(Dataset records)
— start —
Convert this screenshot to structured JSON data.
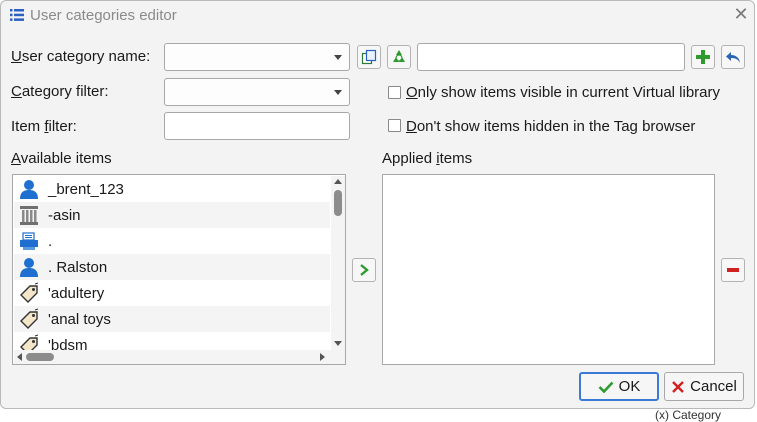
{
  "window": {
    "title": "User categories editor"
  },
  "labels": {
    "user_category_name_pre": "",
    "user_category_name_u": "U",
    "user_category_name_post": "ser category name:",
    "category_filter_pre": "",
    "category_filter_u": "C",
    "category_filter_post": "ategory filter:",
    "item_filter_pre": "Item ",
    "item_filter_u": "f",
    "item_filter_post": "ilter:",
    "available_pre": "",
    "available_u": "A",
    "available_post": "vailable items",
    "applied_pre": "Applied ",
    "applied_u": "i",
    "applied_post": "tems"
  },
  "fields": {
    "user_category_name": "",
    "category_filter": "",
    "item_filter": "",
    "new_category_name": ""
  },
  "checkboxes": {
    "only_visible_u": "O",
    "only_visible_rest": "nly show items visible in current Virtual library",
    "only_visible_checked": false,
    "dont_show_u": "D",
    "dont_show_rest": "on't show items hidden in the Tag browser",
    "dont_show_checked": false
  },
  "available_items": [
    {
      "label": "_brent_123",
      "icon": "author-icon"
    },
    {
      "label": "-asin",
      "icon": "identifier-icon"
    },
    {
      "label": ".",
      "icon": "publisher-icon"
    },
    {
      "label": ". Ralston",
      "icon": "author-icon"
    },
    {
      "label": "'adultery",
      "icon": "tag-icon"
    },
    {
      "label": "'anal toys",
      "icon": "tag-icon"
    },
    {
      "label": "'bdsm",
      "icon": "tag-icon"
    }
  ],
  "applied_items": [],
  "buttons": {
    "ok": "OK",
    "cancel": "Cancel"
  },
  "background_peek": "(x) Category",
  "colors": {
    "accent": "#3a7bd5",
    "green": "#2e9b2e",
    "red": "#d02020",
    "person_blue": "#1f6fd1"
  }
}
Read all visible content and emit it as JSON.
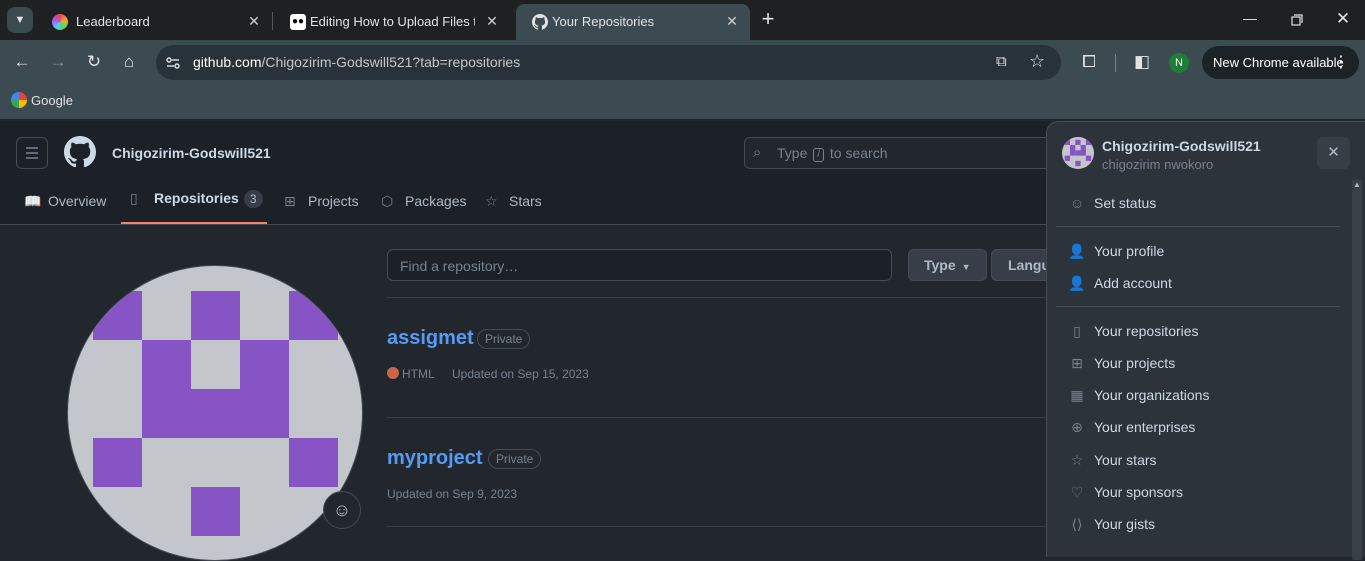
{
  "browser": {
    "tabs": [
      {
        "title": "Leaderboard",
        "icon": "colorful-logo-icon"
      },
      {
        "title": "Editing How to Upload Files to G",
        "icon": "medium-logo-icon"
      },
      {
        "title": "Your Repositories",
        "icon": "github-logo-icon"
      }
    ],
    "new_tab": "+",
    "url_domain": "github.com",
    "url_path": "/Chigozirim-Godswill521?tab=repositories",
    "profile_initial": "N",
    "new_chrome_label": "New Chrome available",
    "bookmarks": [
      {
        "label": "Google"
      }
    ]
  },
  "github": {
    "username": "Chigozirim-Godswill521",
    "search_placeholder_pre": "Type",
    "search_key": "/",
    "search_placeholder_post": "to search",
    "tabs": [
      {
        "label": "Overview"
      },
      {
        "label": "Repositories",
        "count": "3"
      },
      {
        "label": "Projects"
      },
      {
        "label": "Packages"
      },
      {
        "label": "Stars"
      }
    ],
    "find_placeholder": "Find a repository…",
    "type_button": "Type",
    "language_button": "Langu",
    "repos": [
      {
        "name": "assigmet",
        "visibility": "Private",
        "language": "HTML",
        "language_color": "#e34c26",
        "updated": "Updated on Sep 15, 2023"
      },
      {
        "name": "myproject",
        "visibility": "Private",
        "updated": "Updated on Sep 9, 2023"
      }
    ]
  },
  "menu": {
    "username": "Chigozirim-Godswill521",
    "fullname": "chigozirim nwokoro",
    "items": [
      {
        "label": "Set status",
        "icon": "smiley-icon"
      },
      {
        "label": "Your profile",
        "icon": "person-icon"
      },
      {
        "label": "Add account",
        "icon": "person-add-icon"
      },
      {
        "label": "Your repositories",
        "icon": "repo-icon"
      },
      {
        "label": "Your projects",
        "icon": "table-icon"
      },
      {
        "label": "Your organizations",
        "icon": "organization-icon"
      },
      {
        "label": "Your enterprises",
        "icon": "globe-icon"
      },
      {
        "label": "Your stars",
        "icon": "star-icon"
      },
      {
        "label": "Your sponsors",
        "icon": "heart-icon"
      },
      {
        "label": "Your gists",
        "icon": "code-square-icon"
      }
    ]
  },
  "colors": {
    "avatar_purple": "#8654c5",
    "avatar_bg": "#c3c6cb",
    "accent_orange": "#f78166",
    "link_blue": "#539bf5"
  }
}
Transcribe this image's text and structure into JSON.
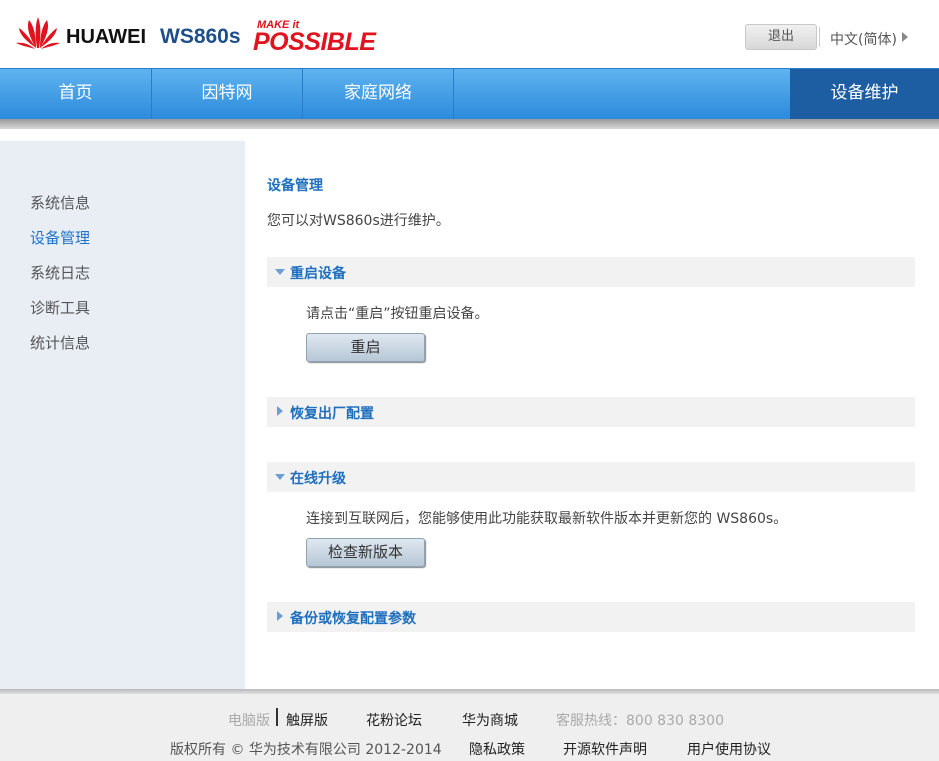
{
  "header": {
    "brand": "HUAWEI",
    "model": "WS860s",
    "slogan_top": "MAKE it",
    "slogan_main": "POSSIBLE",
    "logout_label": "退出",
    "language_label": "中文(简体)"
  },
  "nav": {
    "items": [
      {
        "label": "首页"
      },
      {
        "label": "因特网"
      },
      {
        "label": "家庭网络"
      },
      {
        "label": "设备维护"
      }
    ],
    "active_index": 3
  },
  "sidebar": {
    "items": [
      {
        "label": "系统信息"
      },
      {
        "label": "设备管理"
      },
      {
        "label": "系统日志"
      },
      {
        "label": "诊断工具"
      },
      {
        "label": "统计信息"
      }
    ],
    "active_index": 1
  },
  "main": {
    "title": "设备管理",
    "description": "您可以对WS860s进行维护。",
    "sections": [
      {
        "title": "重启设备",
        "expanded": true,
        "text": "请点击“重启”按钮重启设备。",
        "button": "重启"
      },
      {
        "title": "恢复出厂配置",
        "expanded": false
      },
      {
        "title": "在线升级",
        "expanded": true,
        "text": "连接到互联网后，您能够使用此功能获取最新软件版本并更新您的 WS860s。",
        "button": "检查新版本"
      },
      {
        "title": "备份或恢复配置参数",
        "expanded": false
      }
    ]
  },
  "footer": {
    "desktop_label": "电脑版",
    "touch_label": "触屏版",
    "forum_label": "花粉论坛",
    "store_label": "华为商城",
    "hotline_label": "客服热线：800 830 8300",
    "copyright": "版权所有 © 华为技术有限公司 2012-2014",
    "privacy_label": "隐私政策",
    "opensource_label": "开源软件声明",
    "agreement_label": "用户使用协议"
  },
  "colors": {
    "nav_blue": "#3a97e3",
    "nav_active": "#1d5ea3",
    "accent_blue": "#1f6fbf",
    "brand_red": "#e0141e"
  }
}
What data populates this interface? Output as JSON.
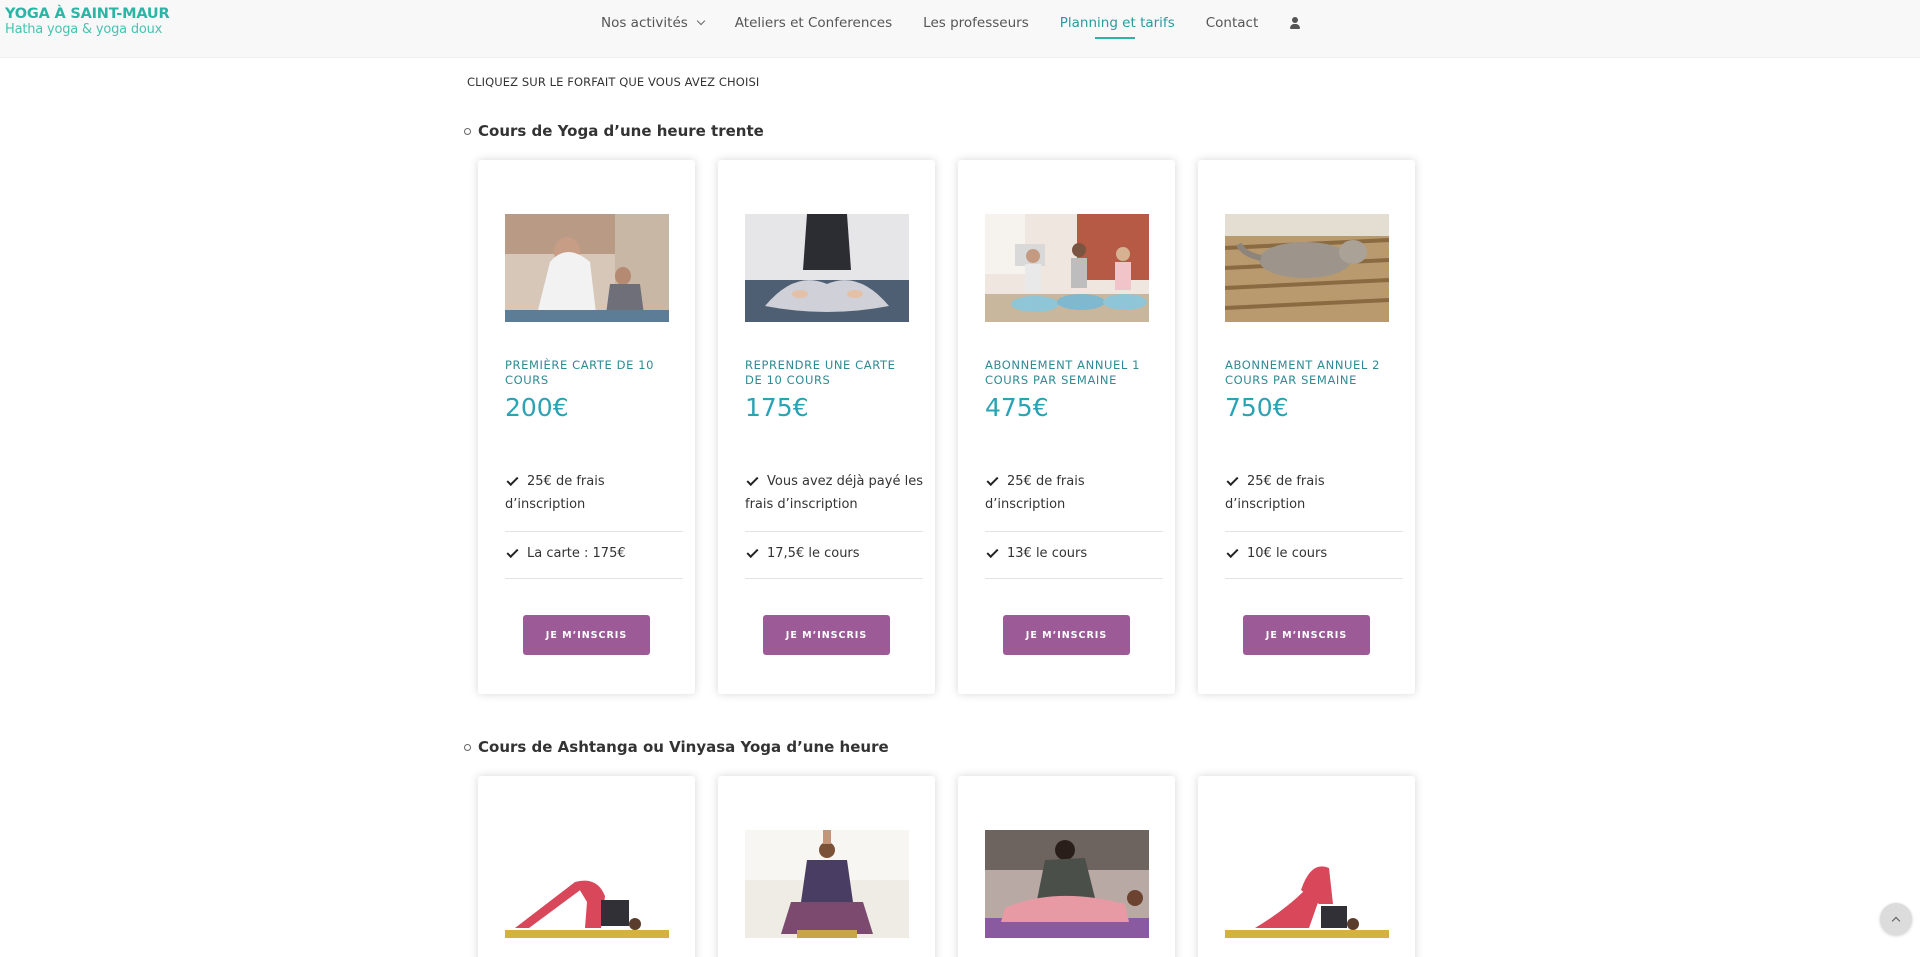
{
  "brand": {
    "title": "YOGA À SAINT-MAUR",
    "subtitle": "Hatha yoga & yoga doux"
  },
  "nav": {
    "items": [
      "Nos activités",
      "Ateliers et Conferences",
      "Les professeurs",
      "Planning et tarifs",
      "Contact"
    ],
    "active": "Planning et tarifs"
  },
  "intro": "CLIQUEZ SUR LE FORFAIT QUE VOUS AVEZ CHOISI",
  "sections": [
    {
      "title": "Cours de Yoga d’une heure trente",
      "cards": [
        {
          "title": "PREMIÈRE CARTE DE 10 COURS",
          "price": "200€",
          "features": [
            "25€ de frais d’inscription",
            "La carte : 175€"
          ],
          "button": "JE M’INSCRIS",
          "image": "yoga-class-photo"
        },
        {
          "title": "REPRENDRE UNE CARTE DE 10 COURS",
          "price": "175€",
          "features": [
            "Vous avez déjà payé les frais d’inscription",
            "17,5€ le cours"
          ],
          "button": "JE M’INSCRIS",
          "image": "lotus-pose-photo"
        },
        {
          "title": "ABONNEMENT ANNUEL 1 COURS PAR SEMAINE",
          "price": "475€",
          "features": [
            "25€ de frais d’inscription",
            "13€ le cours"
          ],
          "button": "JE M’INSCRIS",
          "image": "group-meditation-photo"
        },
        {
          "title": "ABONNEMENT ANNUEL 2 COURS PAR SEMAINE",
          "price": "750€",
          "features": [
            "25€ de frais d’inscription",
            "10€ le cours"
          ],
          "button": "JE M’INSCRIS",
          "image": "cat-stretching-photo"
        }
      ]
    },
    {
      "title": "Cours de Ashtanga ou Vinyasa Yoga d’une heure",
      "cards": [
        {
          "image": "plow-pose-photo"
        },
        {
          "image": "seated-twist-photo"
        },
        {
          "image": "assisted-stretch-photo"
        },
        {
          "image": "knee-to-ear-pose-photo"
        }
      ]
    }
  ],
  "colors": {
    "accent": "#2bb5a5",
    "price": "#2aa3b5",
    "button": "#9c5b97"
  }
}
— end —
Read the entries and show each line that mentions "Planning".

      "Planning et tarifs",
    "active": "Planning et tarifs"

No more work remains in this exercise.